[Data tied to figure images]
* * * *
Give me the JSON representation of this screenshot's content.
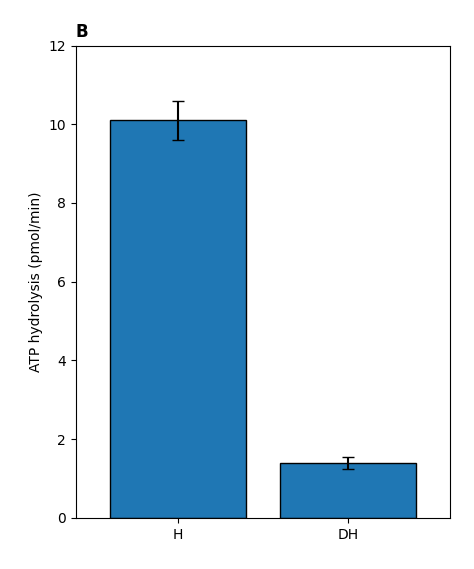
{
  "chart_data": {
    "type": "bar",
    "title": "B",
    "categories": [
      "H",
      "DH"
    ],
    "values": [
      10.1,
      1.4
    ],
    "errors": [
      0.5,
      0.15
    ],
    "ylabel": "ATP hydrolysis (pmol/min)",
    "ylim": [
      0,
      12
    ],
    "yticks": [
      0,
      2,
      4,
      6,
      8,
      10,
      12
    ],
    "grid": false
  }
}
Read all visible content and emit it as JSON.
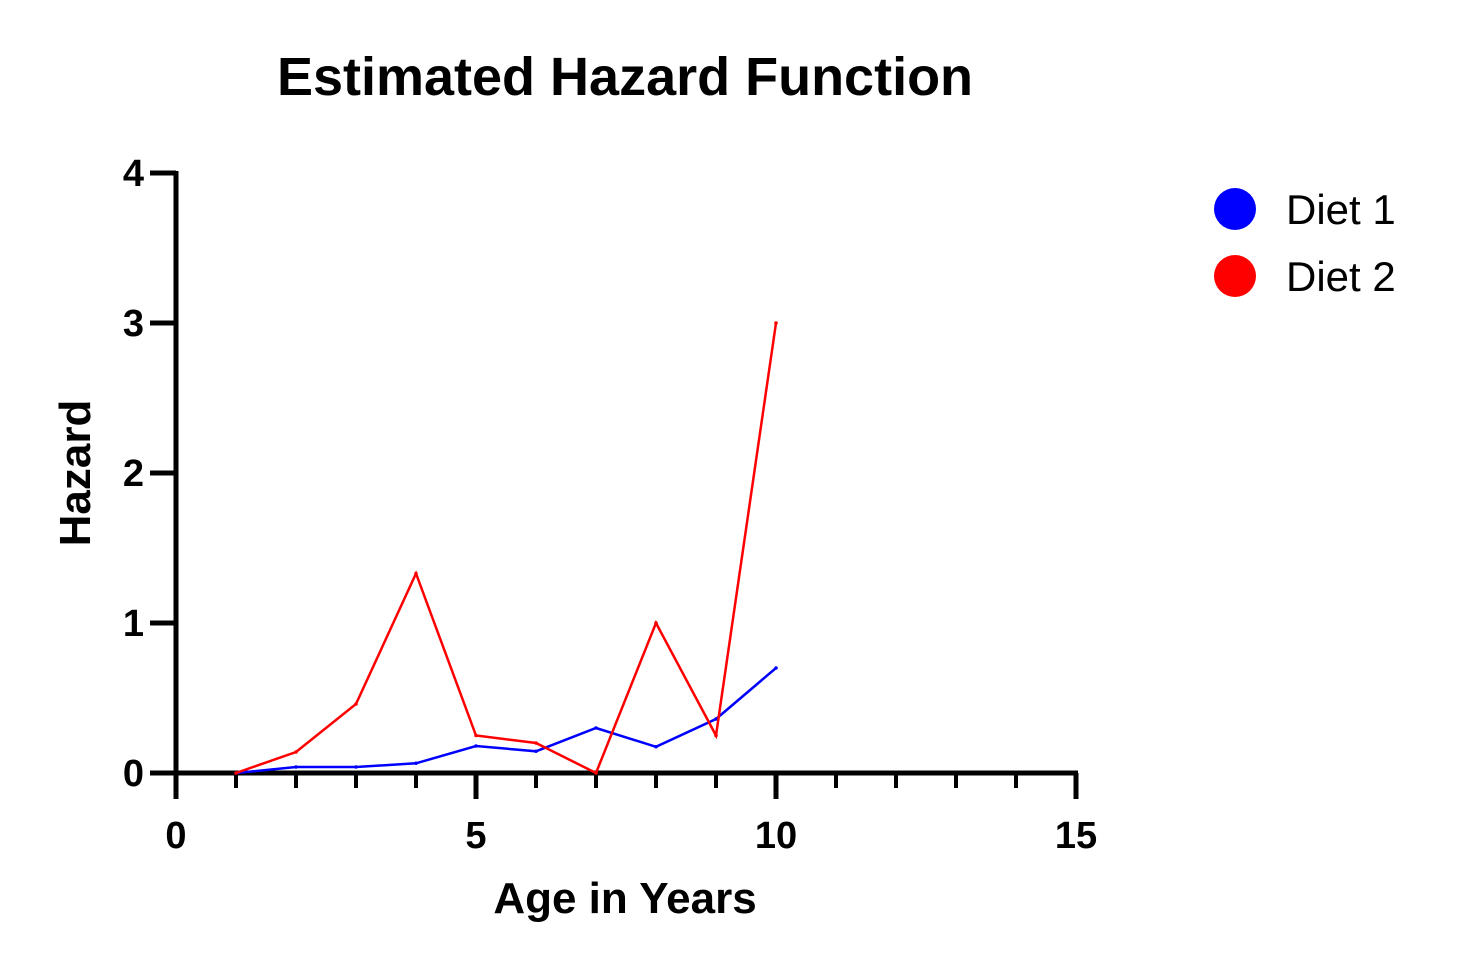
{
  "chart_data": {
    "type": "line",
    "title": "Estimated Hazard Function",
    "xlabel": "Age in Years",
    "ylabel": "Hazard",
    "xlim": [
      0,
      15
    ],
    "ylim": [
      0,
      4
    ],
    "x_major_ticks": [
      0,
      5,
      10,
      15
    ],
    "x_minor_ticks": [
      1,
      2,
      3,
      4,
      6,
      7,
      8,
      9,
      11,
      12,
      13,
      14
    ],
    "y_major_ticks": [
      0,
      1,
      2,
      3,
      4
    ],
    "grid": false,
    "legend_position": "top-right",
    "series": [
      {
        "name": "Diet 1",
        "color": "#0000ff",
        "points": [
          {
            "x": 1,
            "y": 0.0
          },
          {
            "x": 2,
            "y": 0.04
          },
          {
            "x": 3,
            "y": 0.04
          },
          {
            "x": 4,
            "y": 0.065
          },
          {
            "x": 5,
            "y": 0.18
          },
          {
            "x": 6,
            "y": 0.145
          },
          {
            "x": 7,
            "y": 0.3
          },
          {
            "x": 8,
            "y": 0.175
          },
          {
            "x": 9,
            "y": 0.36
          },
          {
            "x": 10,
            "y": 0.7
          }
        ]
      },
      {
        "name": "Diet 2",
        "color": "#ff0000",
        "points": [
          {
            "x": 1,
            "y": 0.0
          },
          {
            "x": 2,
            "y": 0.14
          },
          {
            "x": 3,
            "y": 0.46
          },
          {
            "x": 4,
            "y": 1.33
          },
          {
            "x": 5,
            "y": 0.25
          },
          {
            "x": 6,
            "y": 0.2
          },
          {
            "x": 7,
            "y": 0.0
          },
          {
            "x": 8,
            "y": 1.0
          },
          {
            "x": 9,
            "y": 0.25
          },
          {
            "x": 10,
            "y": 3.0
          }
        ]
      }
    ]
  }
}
* * * *
→ Task brief:
Write the lines above out again exactly, without any of their pictures.

→ Completed task:
Give me the JSON representation of this screenshot's content.
{
  "chart_data": {
    "type": "bar",
    "title": "B",
    "categories": [
      "H",
      "DH"
    ],
    "values": [
      10.1,
      1.4
    ],
    "errors": [
      0.5,
      0.15
    ],
    "ylabel": "ATP hydrolysis (pmol/min)",
    "ylim": [
      0,
      12
    ],
    "yticks": [
      0,
      2,
      4,
      6,
      8,
      10,
      12
    ],
    "grid": false
  }
}
Read all visible content and emit it as JSON.
{
  "chart_data": {
    "type": "line",
    "title": "Estimated Hazard Function",
    "xlabel": "Age in Years",
    "ylabel": "Hazard",
    "xlim": [
      0,
      15
    ],
    "ylim": [
      0,
      4
    ],
    "x_major_ticks": [
      0,
      5,
      10,
      15
    ],
    "x_minor_ticks": [
      1,
      2,
      3,
      4,
      6,
      7,
      8,
      9,
      11,
      12,
      13,
      14
    ],
    "y_major_ticks": [
      0,
      1,
      2,
      3,
      4
    ],
    "grid": false,
    "legend_position": "top-right",
    "series": [
      {
        "name": "Diet 1",
        "color": "#0000ff",
        "points": [
          {
            "x": 1,
            "y": 0.0
          },
          {
            "x": 2,
            "y": 0.04
          },
          {
            "x": 3,
            "y": 0.04
          },
          {
            "x": 4,
            "y": 0.065
          },
          {
            "x": 5,
            "y": 0.18
          },
          {
            "x": 6,
            "y": 0.145
          },
          {
            "x": 7,
            "y": 0.3
          },
          {
            "x": 8,
            "y": 0.175
          },
          {
            "x": 9,
            "y": 0.36
          },
          {
            "x": 10,
            "y": 0.7
          }
        ]
      },
      {
        "name": "Diet 2",
        "color": "#ff0000",
        "points": [
          {
            "x": 1,
            "y": 0.0
          },
          {
            "x": 2,
            "y": 0.14
          },
          {
            "x": 3,
            "y": 0.46
          },
          {
            "x": 4,
            "y": 1.33
          },
          {
            "x": 5,
            "y": 0.25
          },
          {
            "x": 6,
            "y": 0.2
          },
          {
            "x": 7,
            "y": 0.0
          },
          {
            "x": 8,
            "y": 1.0
          },
          {
            "x": 9,
            "y": 0.25
          },
          {
            "x": 10,
            "y": 3.0
          }
        ]
      }
    ]
  }
}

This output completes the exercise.